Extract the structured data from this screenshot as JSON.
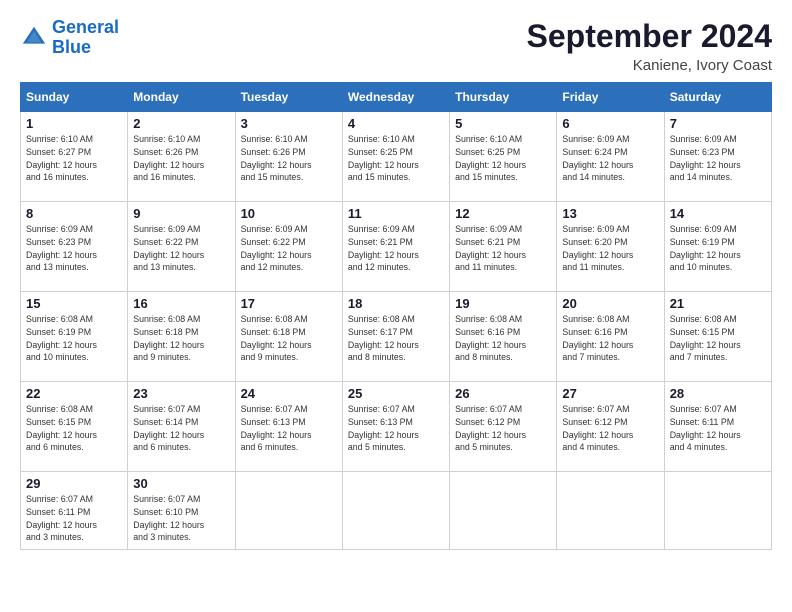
{
  "header": {
    "logo_line1": "General",
    "logo_line2": "Blue",
    "month_title": "September 2024",
    "location": "Kaniene, Ivory Coast"
  },
  "days_of_week": [
    "Sunday",
    "Monday",
    "Tuesday",
    "Wednesday",
    "Thursday",
    "Friday",
    "Saturday"
  ],
  "weeks": [
    [
      {
        "day": "1",
        "sunrise": "Sunrise: 6:10 AM",
        "sunset": "Sunset: 6:27 PM",
        "daylight": "Daylight: 12 hours and 16 minutes."
      },
      {
        "day": "2",
        "sunrise": "Sunrise: 6:10 AM",
        "sunset": "Sunset: 6:26 PM",
        "daylight": "Daylight: 12 hours and 16 minutes."
      },
      {
        "day": "3",
        "sunrise": "Sunrise: 6:10 AM",
        "sunset": "Sunset: 6:26 PM",
        "daylight": "Daylight: 12 hours and 15 minutes."
      },
      {
        "day": "4",
        "sunrise": "Sunrise: 6:10 AM",
        "sunset": "Sunset: 6:25 PM",
        "daylight": "Daylight: 12 hours and 15 minutes."
      },
      {
        "day": "5",
        "sunrise": "Sunrise: 6:10 AM",
        "sunset": "Sunset: 6:25 PM",
        "daylight": "Daylight: 12 hours and 15 minutes."
      },
      {
        "day": "6",
        "sunrise": "Sunrise: 6:09 AM",
        "sunset": "Sunset: 6:24 PM",
        "daylight": "Daylight: 12 hours and 14 minutes."
      },
      {
        "day": "7",
        "sunrise": "Sunrise: 6:09 AM",
        "sunset": "Sunset: 6:23 PM",
        "daylight": "Daylight: 12 hours and 14 minutes."
      }
    ],
    [
      {
        "day": "8",
        "sunrise": "Sunrise: 6:09 AM",
        "sunset": "Sunset: 6:23 PM",
        "daylight": "Daylight: 12 hours and 13 minutes."
      },
      {
        "day": "9",
        "sunrise": "Sunrise: 6:09 AM",
        "sunset": "Sunset: 6:22 PM",
        "daylight": "Daylight: 12 hours and 13 minutes."
      },
      {
        "day": "10",
        "sunrise": "Sunrise: 6:09 AM",
        "sunset": "Sunset: 6:22 PM",
        "daylight": "Daylight: 12 hours and 12 minutes."
      },
      {
        "day": "11",
        "sunrise": "Sunrise: 6:09 AM",
        "sunset": "Sunset: 6:21 PM",
        "daylight": "Daylight: 12 hours and 12 minutes."
      },
      {
        "day": "12",
        "sunrise": "Sunrise: 6:09 AM",
        "sunset": "Sunset: 6:21 PM",
        "daylight": "Daylight: 12 hours and 11 minutes."
      },
      {
        "day": "13",
        "sunrise": "Sunrise: 6:09 AM",
        "sunset": "Sunset: 6:20 PM",
        "daylight": "Daylight: 12 hours and 11 minutes."
      },
      {
        "day": "14",
        "sunrise": "Sunrise: 6:09 AM",
        "sunset": "Sunset: 6:19 PM",
        "daylight": "Daylight: 12 hours and 10 minutes."
      }
    ],
    [
      {
        "day": "15",
        "sunrise": "Sunrise: 6:08 AM",
        "sunset": "Sunset: 6:19 PM",
        "daylight": "Daylight: 12 hours and 10 minutes."
      },
      {
        "day": "16",
        "sunrise": "Sunrise: 6:08 AM",
        "sunset": "Sunset: 6:18 PM",
        "daylight": "Daylight: 12 hours and 9 minutes."
      },
      {
        "day": "17",
        "sunrise": "Sunrise: 6:08 AM",
        "sunset": "Sunset: 6:18 PM",
        "daylight": "Daylight: 12 hours and 9 minutes."
      },
      {
        "day": "18",
        "sunrise": "Sunrise: 6:08 AM",
        "sunset": "Sunset: 6:17 PM",
        "daylight": "Daylight: 12 hours and 8 minutes."
      },
      {
        "day": "19",
        "sunrise": "Sunrise: 6:08 AM",
        "sunset": "Sunset: 6:16 PM",
        "daylight": "Daylight: 12 hours and 8 minutes."
      },
      {
        "day": "20",
        "sunrise": "Sunrise: 6:08 AM",
        "sunset": "Sunset: 6:16 PM",
        "daylight": "Daylight: 12 hours and 7 minutes."
      },
      {
        "day": "21",
        "sunrise": "Sunrise: 6:08 AM",
        "sunset": "Sunset: 6:15 PM",
        "daylight": "Daylight: 12 hours and 7 minutes."
      }
    ],
    [
      {
        "day": "22",
        "sunrise": "Sunrise: 6:08 AM",
        "sunset": "Sunset: 6:15 PM",
        "daylight": "Daylight: 12 hours and 6 minutes."
      },
      {
        "day": "23",
        "sunrise": "Sunrise: 6:07 AM",
        "sunset": "Sunset: 6:14 PM",
        "daylight": "Daylight: 12 hours and 6 minutes."
      },
      {
        "day": "24",
        "sunrise": "Sunrise: 6:07 AM",
        "sunset": "Sunset: 6:13 PM",
        "daylight": "Daylight: 12 hours and 6 minutes."
      },
      {
        "day": "25",
        "sunrise": "Sunrise: 6:07 AM",
        "sunset": "Sunset: 6:13 PM",
        "daylight": "Daylight: 12 hours and 5 minutes."
      },
      {
        "day": "26",
        "sunrise": "Sunrise: 6:07 AM",
        "sunset": "Sunset: 6:12 PM",
        "daylight": "Daylight: 12 hours and 5 minutes."
      },
      {
        "day": "27",
        "sunrise": "Sunrise: 6:07 AM",
        "sunset": "Sunset: 6:12 PM",
        "daylight": "Daylight: 12 hours and 4 minutes."
      },
      {
        "day": "28",
        "sunrise": "Sunrise: 6:07 AM",
        "sunset": "Sunset: 6:11 PM",
        "daylight": "Daylight: 12 hours and 4 minutes."
      }
    ],
    [
      {
        "day": "29",
        "sunrise": "Sunrise: 6:07 AM",
        "sunset": "Sunset: 6:11 PM",
        "daylight": "Daylight: 12 hours and 3 minutes."
      },
      {
        "day": "30",
        "sunrise": "Sunrise: 6:07 AM",
        "sunset": "Sunset: 6:10 PM",
        "daylight": "Daylight: 12 hours and 3 minutes."
      },
      null,
      null,
      null,
      null,
      null
    ]
  ]
}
-=-=-
Copy out the listing exactly as it stands, but not the pictures.

Extract the structured data from this screenshot as JSON.
{
  "header": {
    "logo_line1": "General",
    "logo_line2": "Blue",
    "month_title": "September 2024",
    "location": "Kaniene, Ivory Coast"
  },
  "days_of_week": [
    "Sunday",
    "Monday",
    "Tuesday",
    "Wednesday",
    "Thursday",
    "Friday",
    "Saturday"
  ],
  "weeks": [
    [
      {
        "day": "1",
        "sunrise": "Sunrise: 6:10 AM",
        "sunset": "Sunset: 6:27 PM",
        "daylight": "Daylight: 12 hours and 16 minutes."
      },
      {
        "day": "2",
        "sunrise": "Sunrise: 6:10 AM",
        "sunset": "Sunset: 6:26 PM",
        "daylight": "Daylight: 12 hours and 16 minutes."
      },
      {
        "day": "3",
        "sunrise": "Sunrise: 6:10 AM",
        "sunset": "Sunset: 6:26 PM",
        "daylight": "Daylight: 12 hours and 15 minutes."
      },
      {
        "day": "4",
        "sunrise": "Sunrise: 6:10 AM",
        "sunset": "Sunset: 6:25 PM",
        "daylight": "Daylight: 12 hours and 15 minutes."
      },
      {
        "day": "5",
        "sunrise": "Sunrise: 6:10 AM",
        "sunset": "Sunset: 6:25 PM",
        "daylight": "Daylight: 12 hours and 15 minutes."
      },
      {
        "day": "6",
        "sunrise": "Sunrise: 6:09 AM",
        "sunset": "Sunset: 6:24 PM",
        "daylight": "Daylight: 12 hours and 14 minutes."
      },
      {
        "day": "7",
        "sunrise": "Sunrise: 6:09 AM",
        "sunset": "Sunset: 6:23 PM",
        "daylight": "Daylight: 12 hours and 14 minutes."
      }
    ],
    [
      {
        "day": "8",
        "sunrise": "Sunrise: 6:09 AM",
        "sunset": "Sunset: 6:23 PM",
        "daylight": "Daylight: 12 hours and 13 minutes."
      },
      {
        "day": "9",
        "sunrise": "Sunrise: 6:09 AM",
        "sunset": "Sunset: 6:22 PM",
        "daylight": "Daylight: 12 hours and 13 minutes."
      },
      {
        "day": "10",
        "sunrise": "Sunrise: 6:09 AM",
        "sunset": "Sunset: 6:22 PM",
        "daylight": "Daylight: 12 hours and 12 minutes."
      },
      {
        "day": "11",
        "sunrise": "Sunrise: 6:09 AM",
        "sunset": "Sunset: 6:21 PM",
        "daylight": "Daylight: 12 hours and 12 minutes."
      },
      {
        "day": "12",
        "sunrise": "Sunrise: 6:09 AM",
        "sunset": "Sunset: 6:21 PM",
        "daylight": "Daylight: 12 hours and 11 minutes."
      },
      {
        "day": "13",
        "sunrise": "Sunrise: 6:09 AM",
        "sunset": "Sunset: 6:20 PM",
        "daylight": "Daylight: 12 hours and 11 minutes."
      },
      {
        "day": "14",
        "sunrise": "Sunrise: 6:09 AM",
        "sunset": "Sunset: 6:19 PM",
        "daylight": "Daylight: 12 hours and 10 minutes."
      }
    ],
    [
      {
        "day": "15",
        "sunrise": "Sunrise: 6:08 AM",
        "sunset": "Sunset: 6:19 PM",
        "daylight": "Daylight: 12 hours and 10 minutes."
      },
      {
        "day": "16",
        "sunrise": "Sunrise: 6:08 AM",
        "sunset": "Sunset: 6:18 PM",
        "daylight": "Daylight: 12 hours and 9 minutes."
      },
      {
        "day": "17",
        "sunrise": "Sunrise: 6:08 AM",
        "sunset": "Sunset: 6:18 PM",
        "daylight": "Daylight: 12 hours and 9 minutes."
      },
      {
        "day": "18",
        "sunrise": "Sunrise: 6:08 AM",
        "sunset": "Sunset: 6:17 PM",
        "daylight": "Daylight: 12 hours and 8 minutes."
      },
      {
        "day": "19",
        "sunrise": "Sunrise: 6:08 AM",
        "sunset": "Sunset: 6:16 PM",
        "daylight": "Daylight: 12 hours and 8 minutes."
      },
      {
        "day": "20",
        "sunrise": "Sunrise: 6:08 AM",
        "sunset": "Sunset: 6:16 PM",
        "daylight": "Daylight: 12 hours and 7 minutes."
      },
      {
        "day": "21",
        "sunrise": "Sunrise: 6:08 AM",
        "sunset": "Sunset: 6:15 PM",
        "daylight": "Daylight: 12 hours and 7 minutes."
      }
    ],
    [
      {
        "day": "22",
        "sunrise": "Sunrise: 6:08 AM",
        "sunset": "Sunset: 6:15 PM",
        "daylight": "Daylight: 12 hours and 6 minutes."
      },
      {
        "day": "23",
        "sunrise": "Sunrise: 6:07 AM",
        "sunset": "Sunset: 6:14 PM",
        "daylight": "Daylight: 12 hours and 6 minutes."
      },
      {
        "day": "24",
        "sunrise": "Sunrise: 6:07 AM",
        "sunset": "Sunset: 6:13 PM",
        "daylight": "Daylight: 12 hours and 6 minutes."
      },
      {
        "day": "25",
        "sunrise": "Sunrise: 6:07 AM",
        "sunset": "Sunset: 6:13 PM",
        "daylight": "Daylight: 12 hours and 5 minutes."
      },
      {
        "day": "26",
        "sunrise": "Sunrise: 6:07 AM",
        "sunset": "Sunset: 6:12 PM",
        "daylight": "Daylight: 12 hours and 5 minutes."
      },
      {
        "day": "27",
        "sunrise": "Sunrise: 6:07 AM",
        "sunset": "Sunset: 6:12 PM",
        "daylight": "Daylight: 12 hours and 4 minutes."
      },
      {
        "day": "28",
        "sunrise": "Sunrise: 6:07 AM",
        "sunset": "Sunset: 6:11 PM",
        "daylight": "Daylight: 12 hours and 4 minutes."
      }
    ],
    [
      {
        "day": "29",
        "sunrise": "Sunrise: 6:07 AM",
        "sunset": "Sunset: 6:11 PM",
        "daylight": "Daylight: 12 hours and 3 minutes."
      },
      {
        "day": "30",
        "sunrise": "Sunrise: 6:07 AM",
        "sunset": "Sunset: 6:10 PM",
        "daylight": "Daylight: 12 hours and 3 minutes."
      },
      null,
      null,
      null,
      null,
      null
    ]
  ]
}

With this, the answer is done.